**DIRECTIONS**: Pull out every line from the listing that has the word "occupied".

**DATA FOR THIS TASK**:
· · · · ·
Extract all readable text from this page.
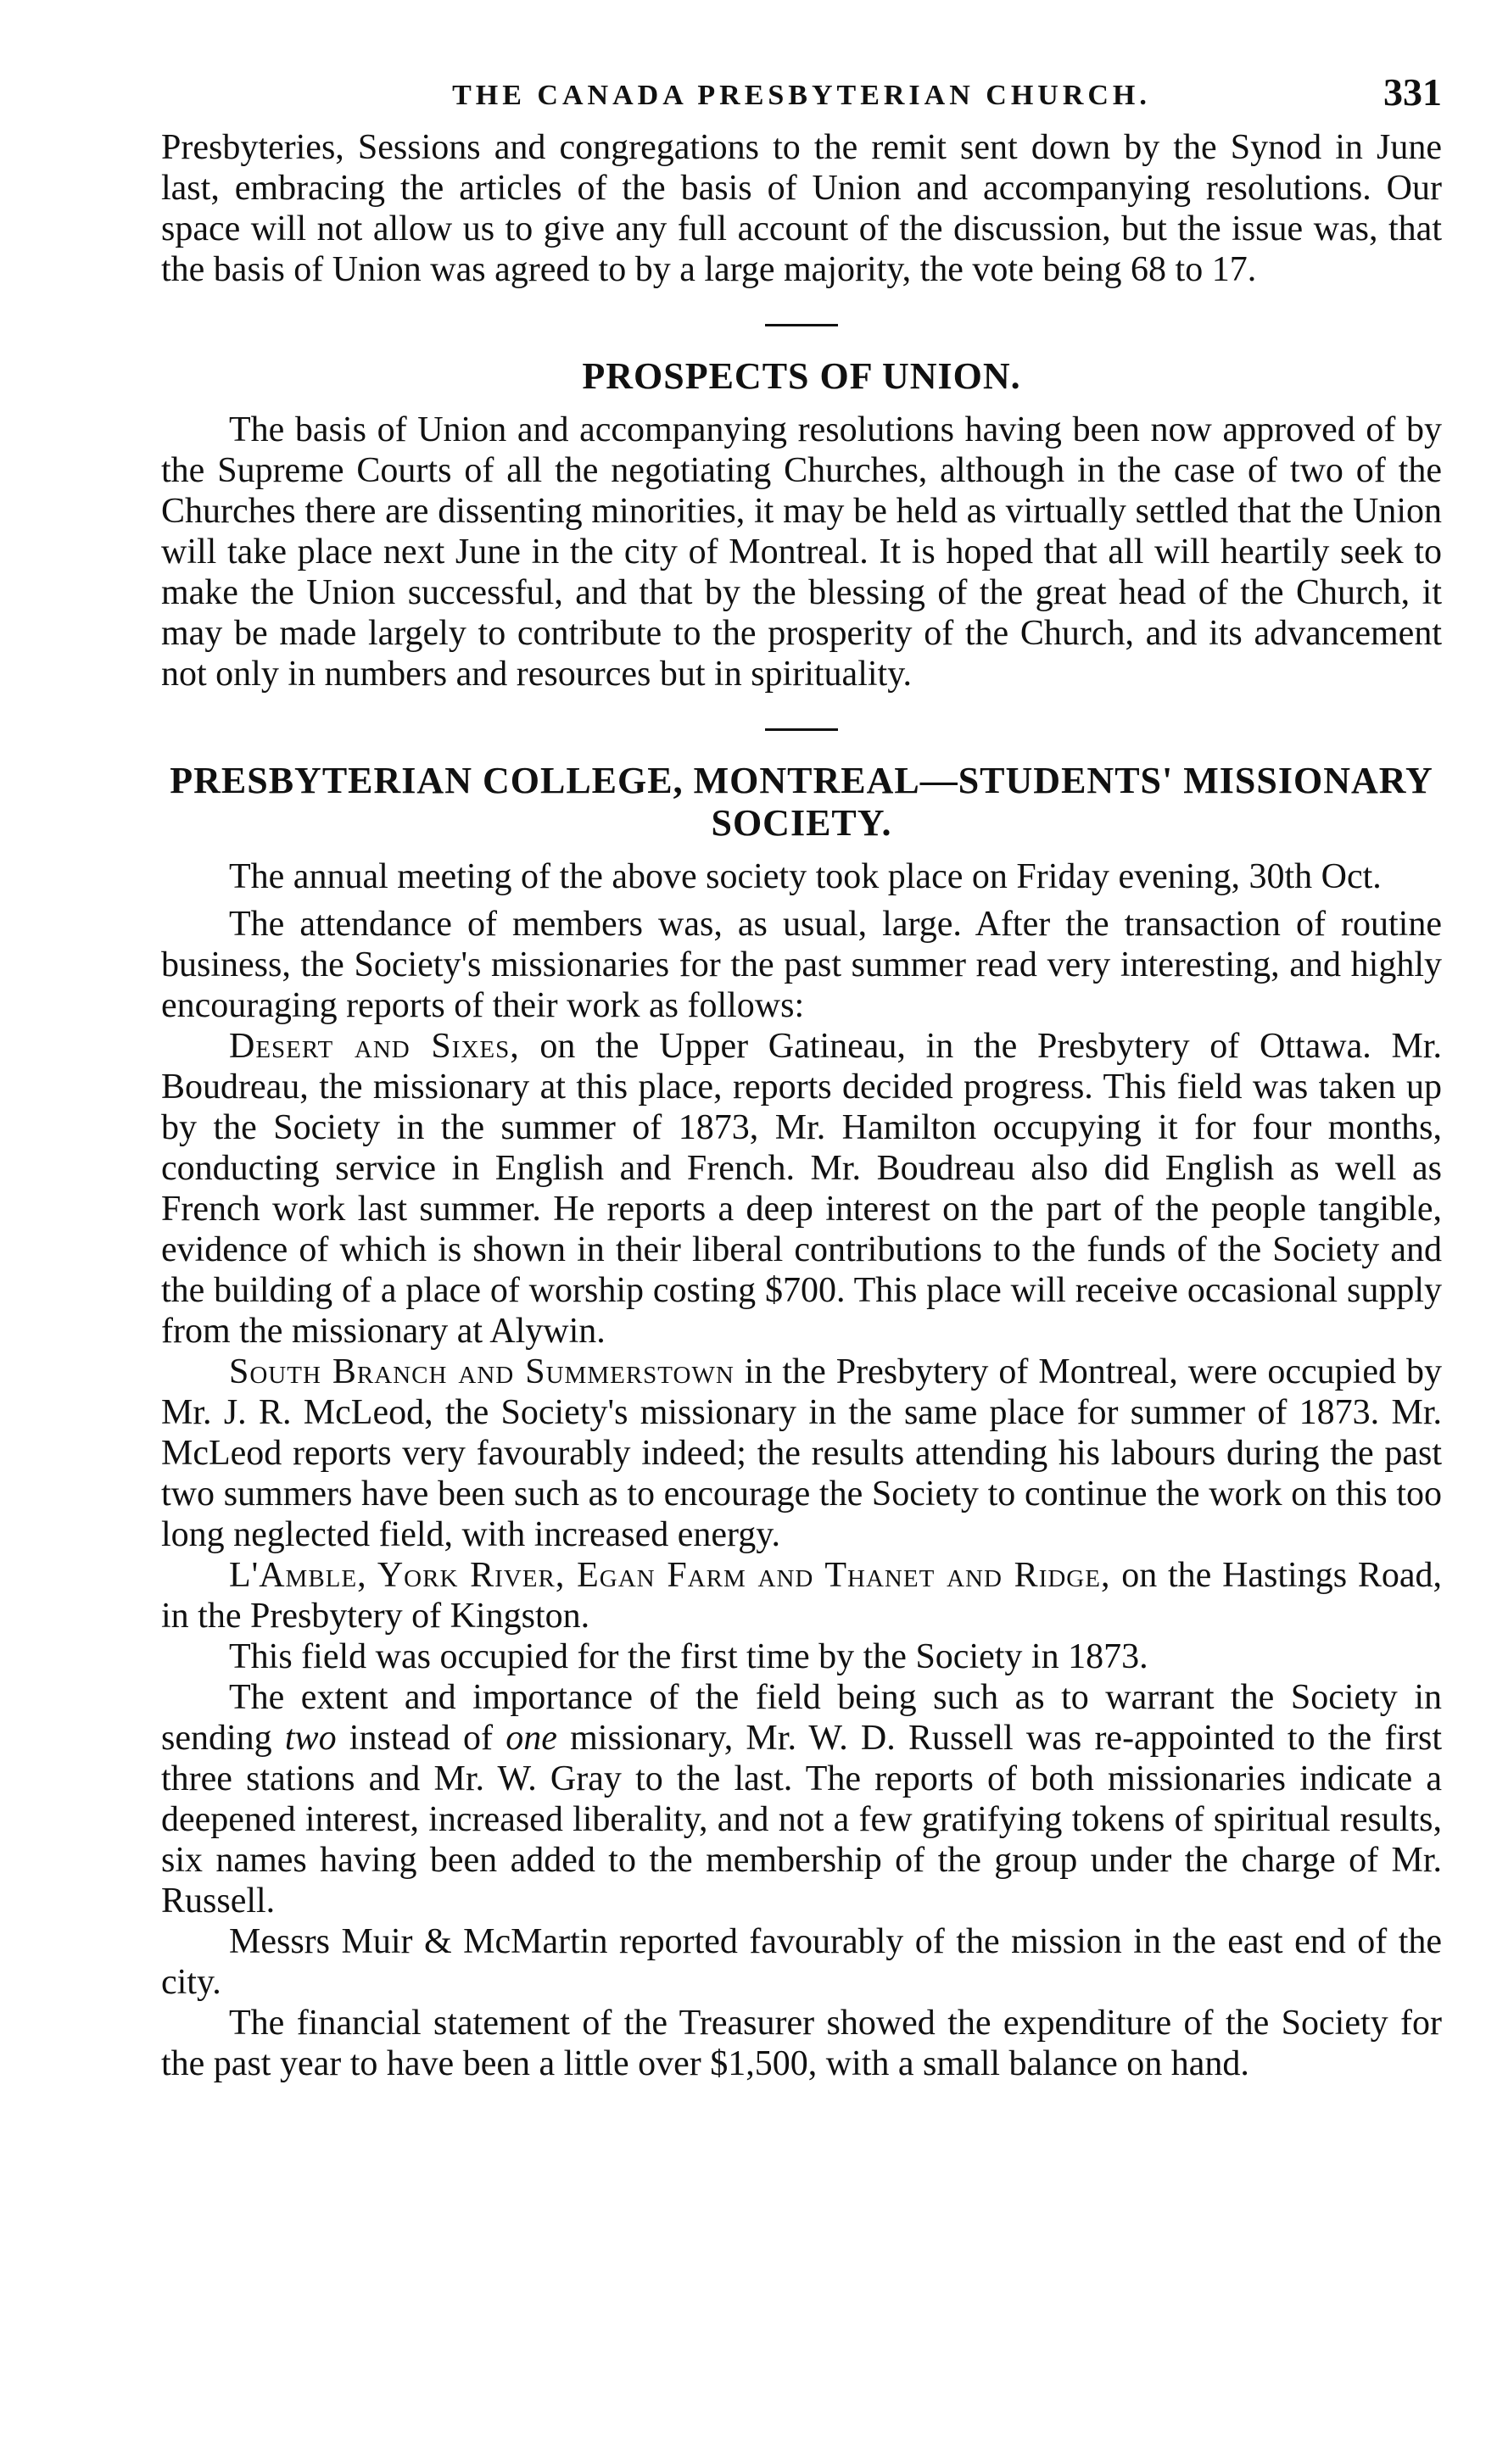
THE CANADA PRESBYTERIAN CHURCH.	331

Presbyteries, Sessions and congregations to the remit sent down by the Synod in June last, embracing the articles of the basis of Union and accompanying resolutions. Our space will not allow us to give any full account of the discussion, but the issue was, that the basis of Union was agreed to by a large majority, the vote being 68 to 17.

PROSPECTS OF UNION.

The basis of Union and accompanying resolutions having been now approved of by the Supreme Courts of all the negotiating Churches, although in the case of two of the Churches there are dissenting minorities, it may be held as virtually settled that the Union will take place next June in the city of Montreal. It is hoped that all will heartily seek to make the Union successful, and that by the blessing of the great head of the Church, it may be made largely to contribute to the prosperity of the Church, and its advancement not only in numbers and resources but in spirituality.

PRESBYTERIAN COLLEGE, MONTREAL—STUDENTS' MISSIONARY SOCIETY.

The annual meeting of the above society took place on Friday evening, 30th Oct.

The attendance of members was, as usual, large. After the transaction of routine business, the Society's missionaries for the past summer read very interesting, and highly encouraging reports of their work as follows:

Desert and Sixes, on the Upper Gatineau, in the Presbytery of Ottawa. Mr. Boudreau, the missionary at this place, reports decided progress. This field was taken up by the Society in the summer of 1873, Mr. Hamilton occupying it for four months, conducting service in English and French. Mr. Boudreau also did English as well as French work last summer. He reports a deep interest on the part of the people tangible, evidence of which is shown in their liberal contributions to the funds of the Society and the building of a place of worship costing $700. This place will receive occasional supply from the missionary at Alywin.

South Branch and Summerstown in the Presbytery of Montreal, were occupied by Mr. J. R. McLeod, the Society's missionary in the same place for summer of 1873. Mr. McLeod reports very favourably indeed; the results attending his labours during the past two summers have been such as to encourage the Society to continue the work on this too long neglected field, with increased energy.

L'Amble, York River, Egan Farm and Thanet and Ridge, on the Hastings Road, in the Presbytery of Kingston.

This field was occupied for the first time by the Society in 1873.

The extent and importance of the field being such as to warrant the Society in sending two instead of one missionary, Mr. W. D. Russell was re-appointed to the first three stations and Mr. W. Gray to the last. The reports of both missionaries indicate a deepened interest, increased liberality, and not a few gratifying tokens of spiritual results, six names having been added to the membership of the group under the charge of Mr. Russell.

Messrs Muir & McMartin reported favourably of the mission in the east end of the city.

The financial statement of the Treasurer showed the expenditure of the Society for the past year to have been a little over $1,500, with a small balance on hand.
· · · · ·
**TASK ANSWER**:
South Branch and Summerstown in the Presbytery of Montreal, were occupied by Mr. J. R. McLeod, the Society's missionary in the same place for summer of 1873. Mr. McLeod reports very favourably indeed; the results attending his labours during the past two summers have been such as to encourage the Society to continue the work on this too long neglected field, with increased energy.
This field was occupied for the first time by the Society in 1873.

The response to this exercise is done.